[Records that describe figures]

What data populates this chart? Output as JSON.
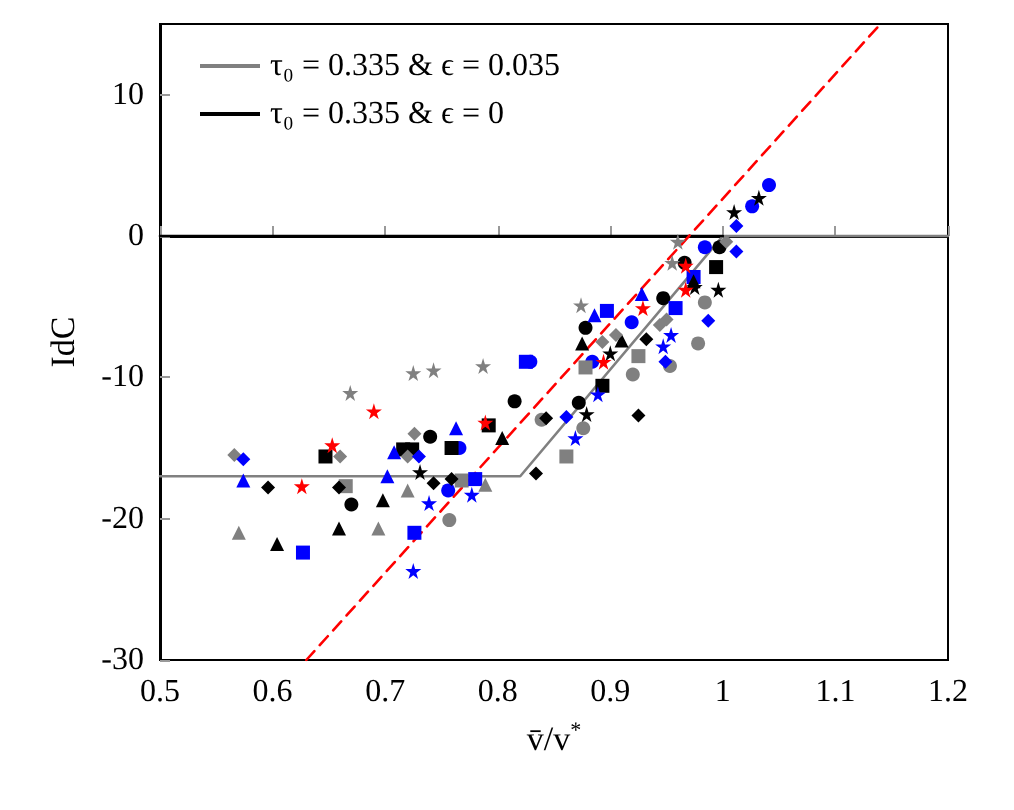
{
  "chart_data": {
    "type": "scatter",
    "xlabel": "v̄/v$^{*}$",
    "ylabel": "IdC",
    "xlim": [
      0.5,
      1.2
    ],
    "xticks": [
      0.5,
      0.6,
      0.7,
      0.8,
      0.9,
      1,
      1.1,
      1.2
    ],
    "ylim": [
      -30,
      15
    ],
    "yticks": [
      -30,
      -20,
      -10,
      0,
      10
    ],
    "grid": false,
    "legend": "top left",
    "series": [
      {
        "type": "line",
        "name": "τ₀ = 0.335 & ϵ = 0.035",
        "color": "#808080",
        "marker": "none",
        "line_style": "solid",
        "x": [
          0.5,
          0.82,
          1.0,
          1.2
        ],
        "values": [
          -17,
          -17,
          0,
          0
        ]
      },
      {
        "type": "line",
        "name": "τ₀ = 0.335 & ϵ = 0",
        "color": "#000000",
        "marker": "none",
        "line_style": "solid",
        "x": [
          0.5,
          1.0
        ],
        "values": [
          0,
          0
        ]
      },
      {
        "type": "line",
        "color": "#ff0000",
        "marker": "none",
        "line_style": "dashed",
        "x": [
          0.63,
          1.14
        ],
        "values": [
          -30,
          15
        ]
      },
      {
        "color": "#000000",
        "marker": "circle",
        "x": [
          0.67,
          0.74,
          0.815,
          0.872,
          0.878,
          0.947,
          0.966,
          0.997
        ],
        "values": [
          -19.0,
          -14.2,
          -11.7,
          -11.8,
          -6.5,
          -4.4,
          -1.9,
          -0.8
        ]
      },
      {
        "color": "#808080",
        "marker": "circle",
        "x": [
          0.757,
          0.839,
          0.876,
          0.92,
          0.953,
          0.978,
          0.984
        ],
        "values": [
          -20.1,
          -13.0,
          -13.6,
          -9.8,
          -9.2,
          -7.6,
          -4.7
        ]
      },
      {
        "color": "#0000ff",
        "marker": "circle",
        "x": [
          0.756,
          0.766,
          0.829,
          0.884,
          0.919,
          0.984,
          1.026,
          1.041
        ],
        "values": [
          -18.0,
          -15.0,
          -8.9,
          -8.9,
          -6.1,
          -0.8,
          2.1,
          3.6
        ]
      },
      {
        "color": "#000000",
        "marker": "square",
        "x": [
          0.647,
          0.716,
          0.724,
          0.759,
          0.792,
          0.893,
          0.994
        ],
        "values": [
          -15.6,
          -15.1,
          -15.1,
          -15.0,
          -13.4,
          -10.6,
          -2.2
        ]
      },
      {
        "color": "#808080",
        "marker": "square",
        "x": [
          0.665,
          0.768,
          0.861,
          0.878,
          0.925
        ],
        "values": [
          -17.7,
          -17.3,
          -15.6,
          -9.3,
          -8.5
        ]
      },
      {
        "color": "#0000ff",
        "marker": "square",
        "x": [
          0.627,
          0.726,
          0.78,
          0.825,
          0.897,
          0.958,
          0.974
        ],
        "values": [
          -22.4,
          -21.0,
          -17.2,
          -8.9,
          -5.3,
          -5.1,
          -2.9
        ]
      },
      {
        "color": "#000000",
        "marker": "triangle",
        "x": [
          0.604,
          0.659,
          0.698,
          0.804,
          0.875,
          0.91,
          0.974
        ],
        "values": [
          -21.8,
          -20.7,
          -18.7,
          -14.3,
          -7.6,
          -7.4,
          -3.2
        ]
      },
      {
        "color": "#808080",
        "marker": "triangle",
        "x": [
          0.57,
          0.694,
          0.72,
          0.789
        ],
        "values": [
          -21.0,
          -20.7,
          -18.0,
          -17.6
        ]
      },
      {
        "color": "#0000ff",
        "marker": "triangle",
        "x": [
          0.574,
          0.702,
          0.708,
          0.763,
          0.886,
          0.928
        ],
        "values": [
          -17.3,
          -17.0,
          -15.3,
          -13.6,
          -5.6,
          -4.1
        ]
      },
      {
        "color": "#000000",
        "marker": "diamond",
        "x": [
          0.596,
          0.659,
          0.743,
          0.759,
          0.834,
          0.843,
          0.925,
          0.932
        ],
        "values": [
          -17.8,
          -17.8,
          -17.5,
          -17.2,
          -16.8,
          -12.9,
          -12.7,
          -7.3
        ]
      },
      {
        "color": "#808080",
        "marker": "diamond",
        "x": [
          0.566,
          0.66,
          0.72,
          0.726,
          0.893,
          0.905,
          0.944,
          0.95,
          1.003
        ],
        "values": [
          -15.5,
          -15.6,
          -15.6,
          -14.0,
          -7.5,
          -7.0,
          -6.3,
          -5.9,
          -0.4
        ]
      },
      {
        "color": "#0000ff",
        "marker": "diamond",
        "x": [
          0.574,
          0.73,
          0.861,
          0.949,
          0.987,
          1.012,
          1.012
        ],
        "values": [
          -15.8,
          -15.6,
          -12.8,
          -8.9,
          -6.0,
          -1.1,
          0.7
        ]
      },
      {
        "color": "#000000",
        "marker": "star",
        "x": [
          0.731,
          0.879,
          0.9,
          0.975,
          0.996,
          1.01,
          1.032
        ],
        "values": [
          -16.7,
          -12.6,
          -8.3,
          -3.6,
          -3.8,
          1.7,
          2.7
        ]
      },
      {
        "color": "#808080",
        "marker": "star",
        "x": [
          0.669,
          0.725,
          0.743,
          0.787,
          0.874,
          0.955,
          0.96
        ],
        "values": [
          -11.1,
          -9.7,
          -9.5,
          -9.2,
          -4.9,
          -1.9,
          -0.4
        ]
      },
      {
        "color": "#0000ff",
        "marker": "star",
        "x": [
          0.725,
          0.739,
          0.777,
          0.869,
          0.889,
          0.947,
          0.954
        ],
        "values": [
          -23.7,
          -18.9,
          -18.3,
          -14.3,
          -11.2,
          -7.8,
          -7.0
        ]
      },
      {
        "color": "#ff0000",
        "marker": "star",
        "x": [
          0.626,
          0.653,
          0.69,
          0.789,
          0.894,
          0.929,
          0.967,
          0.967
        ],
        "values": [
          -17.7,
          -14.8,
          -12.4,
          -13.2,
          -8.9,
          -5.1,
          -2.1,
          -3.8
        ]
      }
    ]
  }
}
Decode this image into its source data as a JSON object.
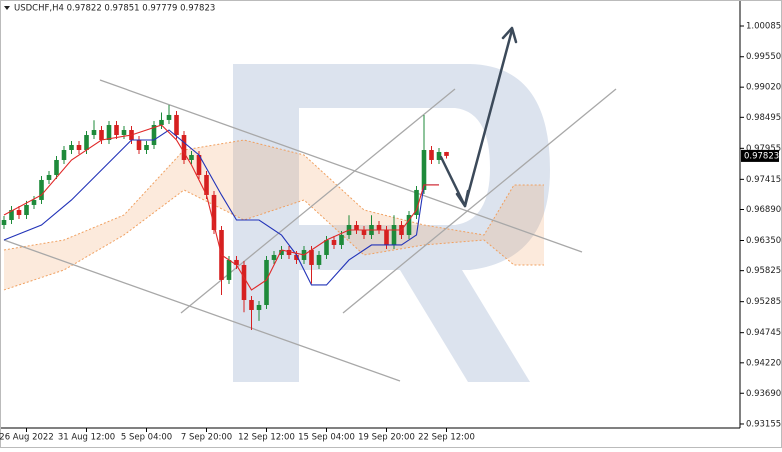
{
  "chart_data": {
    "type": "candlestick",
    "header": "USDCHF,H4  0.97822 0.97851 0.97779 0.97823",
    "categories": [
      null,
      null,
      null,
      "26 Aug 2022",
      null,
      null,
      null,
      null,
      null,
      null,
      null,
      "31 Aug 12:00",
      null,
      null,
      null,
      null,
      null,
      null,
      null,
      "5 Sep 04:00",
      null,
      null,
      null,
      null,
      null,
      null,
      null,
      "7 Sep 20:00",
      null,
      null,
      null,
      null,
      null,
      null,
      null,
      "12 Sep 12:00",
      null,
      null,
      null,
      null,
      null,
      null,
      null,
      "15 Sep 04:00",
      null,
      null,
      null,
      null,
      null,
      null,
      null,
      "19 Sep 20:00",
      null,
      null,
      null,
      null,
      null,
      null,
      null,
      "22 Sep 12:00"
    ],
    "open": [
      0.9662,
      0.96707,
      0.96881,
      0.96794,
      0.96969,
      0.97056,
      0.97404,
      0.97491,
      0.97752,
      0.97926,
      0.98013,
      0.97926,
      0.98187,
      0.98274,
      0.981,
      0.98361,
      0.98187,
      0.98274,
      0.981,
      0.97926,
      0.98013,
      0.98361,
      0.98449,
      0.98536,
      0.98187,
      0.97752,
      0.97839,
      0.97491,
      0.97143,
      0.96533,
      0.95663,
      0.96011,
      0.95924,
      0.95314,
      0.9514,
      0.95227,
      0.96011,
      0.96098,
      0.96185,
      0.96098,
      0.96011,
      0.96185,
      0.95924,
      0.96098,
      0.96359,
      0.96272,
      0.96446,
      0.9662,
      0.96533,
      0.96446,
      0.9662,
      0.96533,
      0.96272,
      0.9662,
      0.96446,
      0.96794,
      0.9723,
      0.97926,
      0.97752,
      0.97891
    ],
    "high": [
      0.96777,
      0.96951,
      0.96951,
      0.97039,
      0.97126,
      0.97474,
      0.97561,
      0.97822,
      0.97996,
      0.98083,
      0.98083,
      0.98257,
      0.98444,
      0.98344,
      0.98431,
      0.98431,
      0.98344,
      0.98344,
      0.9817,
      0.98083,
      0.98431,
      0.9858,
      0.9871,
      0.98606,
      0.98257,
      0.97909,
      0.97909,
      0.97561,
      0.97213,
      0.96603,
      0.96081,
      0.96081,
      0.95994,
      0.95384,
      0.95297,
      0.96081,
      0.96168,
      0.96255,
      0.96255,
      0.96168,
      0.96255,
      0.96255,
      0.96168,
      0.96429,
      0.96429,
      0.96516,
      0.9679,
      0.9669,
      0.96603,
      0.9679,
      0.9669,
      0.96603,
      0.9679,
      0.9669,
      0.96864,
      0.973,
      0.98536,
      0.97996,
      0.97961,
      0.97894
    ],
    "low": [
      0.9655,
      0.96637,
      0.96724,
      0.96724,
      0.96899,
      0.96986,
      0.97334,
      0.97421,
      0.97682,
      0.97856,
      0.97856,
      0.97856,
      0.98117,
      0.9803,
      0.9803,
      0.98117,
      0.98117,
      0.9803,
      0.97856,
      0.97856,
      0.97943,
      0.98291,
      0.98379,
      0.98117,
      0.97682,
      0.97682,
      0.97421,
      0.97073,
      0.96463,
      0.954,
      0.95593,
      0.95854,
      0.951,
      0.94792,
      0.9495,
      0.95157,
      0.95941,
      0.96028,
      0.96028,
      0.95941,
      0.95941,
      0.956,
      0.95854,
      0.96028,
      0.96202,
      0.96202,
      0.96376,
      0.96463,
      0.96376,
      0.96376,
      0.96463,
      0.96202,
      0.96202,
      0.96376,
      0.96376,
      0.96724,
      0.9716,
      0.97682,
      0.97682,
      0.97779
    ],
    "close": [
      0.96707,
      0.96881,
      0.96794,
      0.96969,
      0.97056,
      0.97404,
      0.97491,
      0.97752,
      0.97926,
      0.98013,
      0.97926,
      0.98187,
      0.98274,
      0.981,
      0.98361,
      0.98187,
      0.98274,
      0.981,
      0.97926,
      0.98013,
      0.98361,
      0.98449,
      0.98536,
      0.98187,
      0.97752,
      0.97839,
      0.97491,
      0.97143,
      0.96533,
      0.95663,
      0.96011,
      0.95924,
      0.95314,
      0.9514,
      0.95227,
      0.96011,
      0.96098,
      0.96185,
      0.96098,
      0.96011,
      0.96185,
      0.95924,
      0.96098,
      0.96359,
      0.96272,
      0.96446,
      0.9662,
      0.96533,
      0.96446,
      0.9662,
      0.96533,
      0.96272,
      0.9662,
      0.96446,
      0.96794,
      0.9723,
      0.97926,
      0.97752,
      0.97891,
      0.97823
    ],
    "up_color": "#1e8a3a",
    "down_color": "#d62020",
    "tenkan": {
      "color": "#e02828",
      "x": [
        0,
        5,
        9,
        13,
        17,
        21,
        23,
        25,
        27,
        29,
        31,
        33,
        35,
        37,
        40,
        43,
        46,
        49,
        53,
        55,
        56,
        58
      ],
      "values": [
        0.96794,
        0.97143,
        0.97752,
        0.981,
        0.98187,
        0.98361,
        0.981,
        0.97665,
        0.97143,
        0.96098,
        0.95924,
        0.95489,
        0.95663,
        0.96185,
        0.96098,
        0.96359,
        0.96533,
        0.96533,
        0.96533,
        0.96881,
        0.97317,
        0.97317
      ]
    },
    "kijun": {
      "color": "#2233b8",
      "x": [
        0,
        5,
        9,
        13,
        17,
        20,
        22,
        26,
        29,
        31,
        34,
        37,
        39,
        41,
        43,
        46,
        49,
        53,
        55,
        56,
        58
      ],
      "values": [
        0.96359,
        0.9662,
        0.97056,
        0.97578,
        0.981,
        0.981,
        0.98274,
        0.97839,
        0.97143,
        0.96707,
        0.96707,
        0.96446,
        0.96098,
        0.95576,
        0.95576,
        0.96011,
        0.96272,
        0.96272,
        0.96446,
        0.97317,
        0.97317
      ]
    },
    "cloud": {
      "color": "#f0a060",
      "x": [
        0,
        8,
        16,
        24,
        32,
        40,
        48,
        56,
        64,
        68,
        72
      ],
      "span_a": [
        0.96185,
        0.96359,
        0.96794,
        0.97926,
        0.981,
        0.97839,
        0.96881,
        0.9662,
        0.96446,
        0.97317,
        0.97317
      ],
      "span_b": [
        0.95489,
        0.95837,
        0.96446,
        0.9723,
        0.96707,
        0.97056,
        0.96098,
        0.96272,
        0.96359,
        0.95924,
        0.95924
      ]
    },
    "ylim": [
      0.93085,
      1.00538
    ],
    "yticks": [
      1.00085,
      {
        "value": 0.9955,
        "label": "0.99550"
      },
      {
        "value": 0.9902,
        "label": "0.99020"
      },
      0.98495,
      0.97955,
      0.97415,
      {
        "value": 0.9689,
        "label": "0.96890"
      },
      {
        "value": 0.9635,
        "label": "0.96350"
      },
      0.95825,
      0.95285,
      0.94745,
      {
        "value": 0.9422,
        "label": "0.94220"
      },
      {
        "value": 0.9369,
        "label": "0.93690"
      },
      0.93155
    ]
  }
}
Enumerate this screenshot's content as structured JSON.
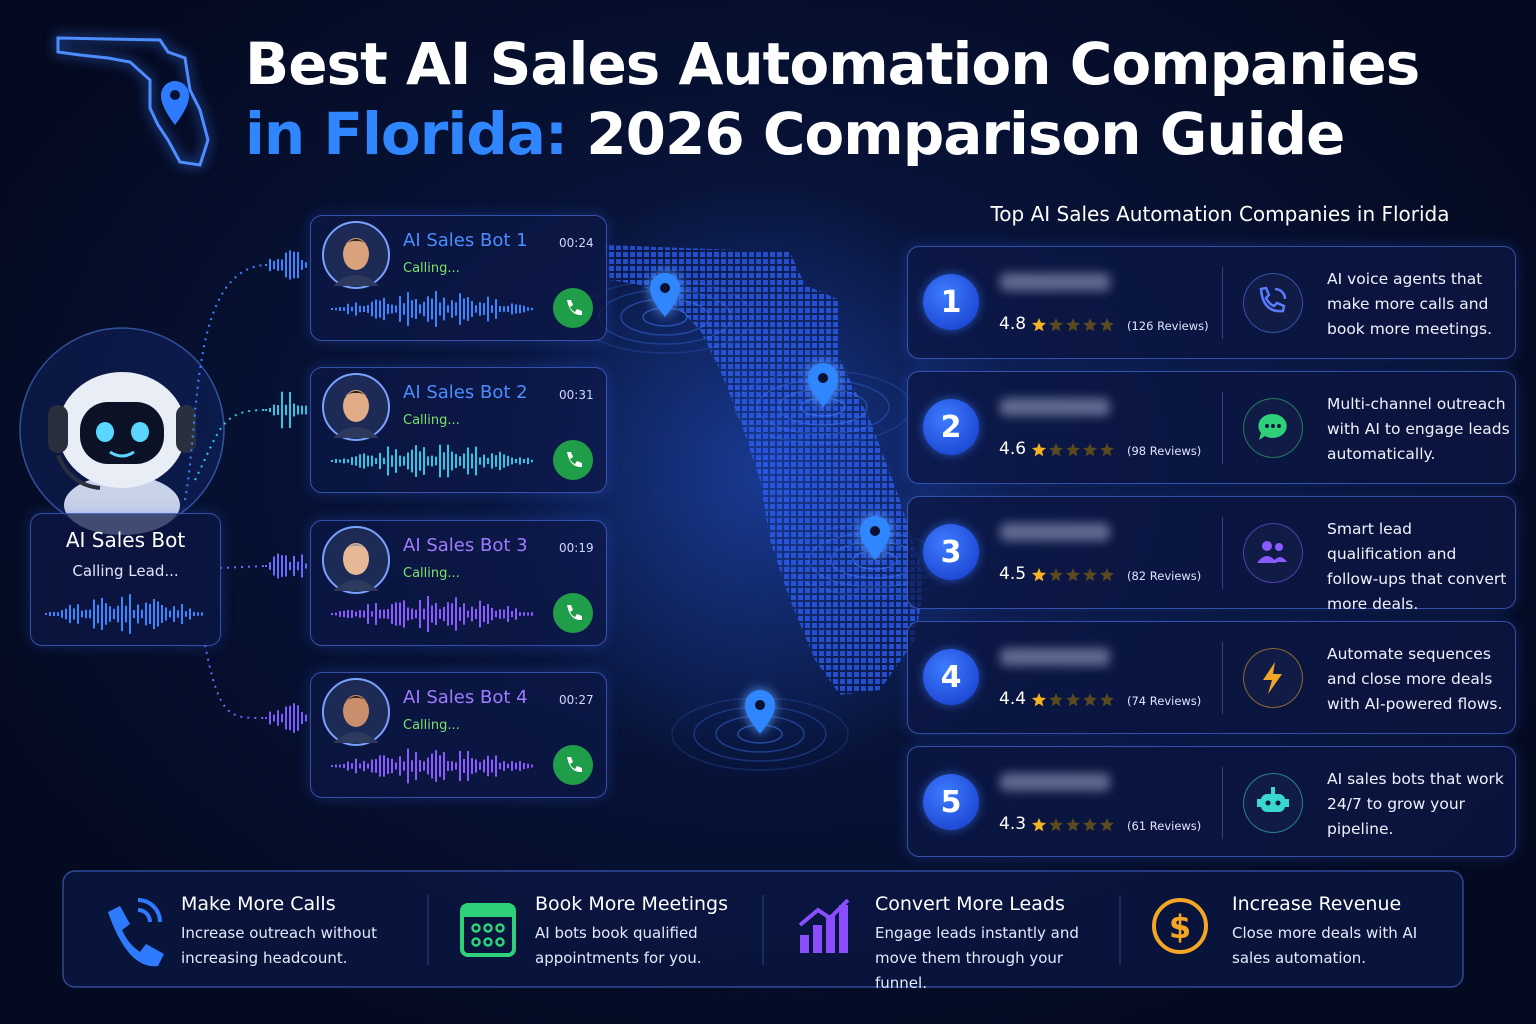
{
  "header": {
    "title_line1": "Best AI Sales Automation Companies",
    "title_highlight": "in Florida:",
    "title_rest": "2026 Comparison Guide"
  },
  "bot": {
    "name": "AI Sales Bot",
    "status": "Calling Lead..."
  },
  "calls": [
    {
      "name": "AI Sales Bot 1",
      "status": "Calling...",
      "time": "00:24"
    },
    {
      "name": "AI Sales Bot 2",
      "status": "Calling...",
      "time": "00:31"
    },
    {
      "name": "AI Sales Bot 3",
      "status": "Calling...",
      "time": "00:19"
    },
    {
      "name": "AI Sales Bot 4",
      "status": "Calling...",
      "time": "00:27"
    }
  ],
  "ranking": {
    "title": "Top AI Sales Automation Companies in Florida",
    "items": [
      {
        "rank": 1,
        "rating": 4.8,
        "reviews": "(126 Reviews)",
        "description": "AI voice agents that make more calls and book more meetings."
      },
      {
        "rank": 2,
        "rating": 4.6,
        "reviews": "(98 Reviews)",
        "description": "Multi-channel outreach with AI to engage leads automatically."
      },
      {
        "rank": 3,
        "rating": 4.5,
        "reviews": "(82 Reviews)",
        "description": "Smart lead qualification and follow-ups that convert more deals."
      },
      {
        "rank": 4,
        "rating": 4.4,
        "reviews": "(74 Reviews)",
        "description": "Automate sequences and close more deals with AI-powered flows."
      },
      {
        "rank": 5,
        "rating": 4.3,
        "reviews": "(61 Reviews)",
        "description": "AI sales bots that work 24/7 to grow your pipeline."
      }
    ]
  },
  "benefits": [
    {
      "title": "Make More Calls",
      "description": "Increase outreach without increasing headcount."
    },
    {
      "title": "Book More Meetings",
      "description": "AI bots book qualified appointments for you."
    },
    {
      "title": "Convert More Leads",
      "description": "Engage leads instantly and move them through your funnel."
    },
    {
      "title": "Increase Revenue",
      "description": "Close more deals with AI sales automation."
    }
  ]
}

**Exercise**
Copy every line that contains the string "time".

**Full response**
      "time": "00:24"
      "time": "00:31"
      "time": "00:19"
      "time": "00:27"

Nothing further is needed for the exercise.